• _Data for this task_:

◆ ◆ ◆ ◆ ◆

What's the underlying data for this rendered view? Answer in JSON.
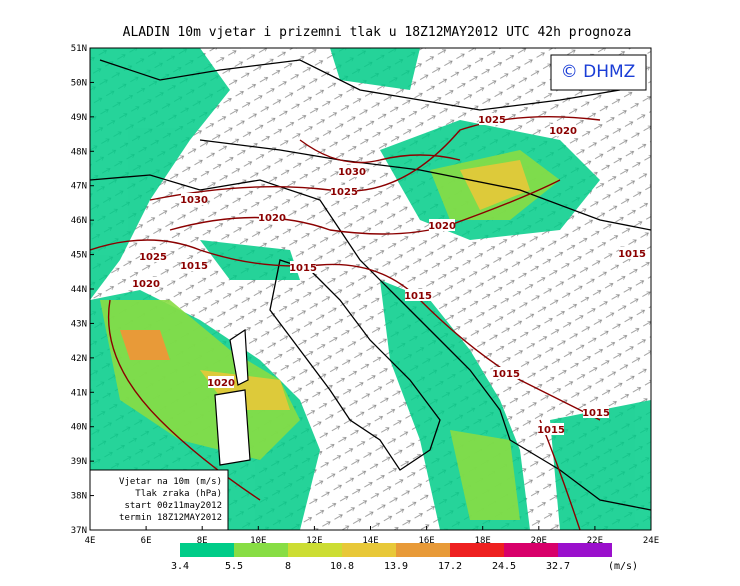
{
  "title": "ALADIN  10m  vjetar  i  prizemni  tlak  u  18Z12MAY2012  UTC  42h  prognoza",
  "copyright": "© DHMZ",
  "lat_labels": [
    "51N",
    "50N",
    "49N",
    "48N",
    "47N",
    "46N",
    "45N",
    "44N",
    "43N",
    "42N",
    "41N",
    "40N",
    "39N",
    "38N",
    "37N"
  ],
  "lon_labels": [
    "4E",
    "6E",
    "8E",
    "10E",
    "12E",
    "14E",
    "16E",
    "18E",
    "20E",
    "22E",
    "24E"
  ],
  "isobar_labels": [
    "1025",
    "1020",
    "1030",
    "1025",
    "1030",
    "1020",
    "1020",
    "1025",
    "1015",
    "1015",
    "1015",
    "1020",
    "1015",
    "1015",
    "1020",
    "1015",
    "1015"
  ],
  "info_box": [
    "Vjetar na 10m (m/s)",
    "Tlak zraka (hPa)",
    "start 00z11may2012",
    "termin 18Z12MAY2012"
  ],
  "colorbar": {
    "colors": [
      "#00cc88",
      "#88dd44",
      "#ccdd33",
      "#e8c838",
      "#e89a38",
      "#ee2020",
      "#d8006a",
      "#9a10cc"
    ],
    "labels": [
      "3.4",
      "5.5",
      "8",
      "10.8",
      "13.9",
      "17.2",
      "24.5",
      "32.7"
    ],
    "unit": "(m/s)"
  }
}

◆ ◆ ◆ ◆ ◆

• _Exercise goal_: Give every line above again exactly, with no pictures.

• _Answer to this problem_:
What's the underlying data for this rendered view? Answer in JSON.
{
  "title": "ALADIN  10m  vjetar  i  prizemni  tlak  u  18Z12MAY2012  UTC  42h  prognoza",
  "copyright": "© DHMZ",
  "lat_labels": [
    "51N",
    "50N",
    "49N",
    "48N",
    "47N",
    "46N",
    "45N",
    "44N",
    "43N",
    "42N",
    "41N",
    "40N",
    "39N",
    "38N",
    "37N"
  ],
  "lon_labels": [
    "4E",
    "6E",
    "8E",
    "10E",
    "12E",
    "14E",
    "16E",
    "18E",
    "20E",
    "22E",
    "24E"
  ],
  "isobar_labels": [
    "1025",
    "1020",
    "1030",
    "1025",
    "1030",
    "1020",
    "1020",
    "1025",
    "1015",
    "1015",
    "1015",
    "1020",
    "1015",
    "1015",
    "1020",
    "1015",
    "1015"
  ],
  "info_box": [
    "Vjetar na 10m (m/s)",
    "Tlak zraka (hPa)",
    "start 00z11may2012",
    "termin 18Z12MAY2012"
  ],
  "colorbar": {
    "colors": [
      "#00cc88",
      "#88dd44",
      "#ccdd33",
      "#e8c838",
      "#e89a38",
      "#ee2020",
      "#d8006a",
      "#9a10cc"
    ],
    "labels": [
      "3.4",
      "5.5",
      "8",
      "10.8",
      "13.9",
      "17.2",
      "24.5",
      "32.7"
    ],
    "unit": "(m/s)"
  }
}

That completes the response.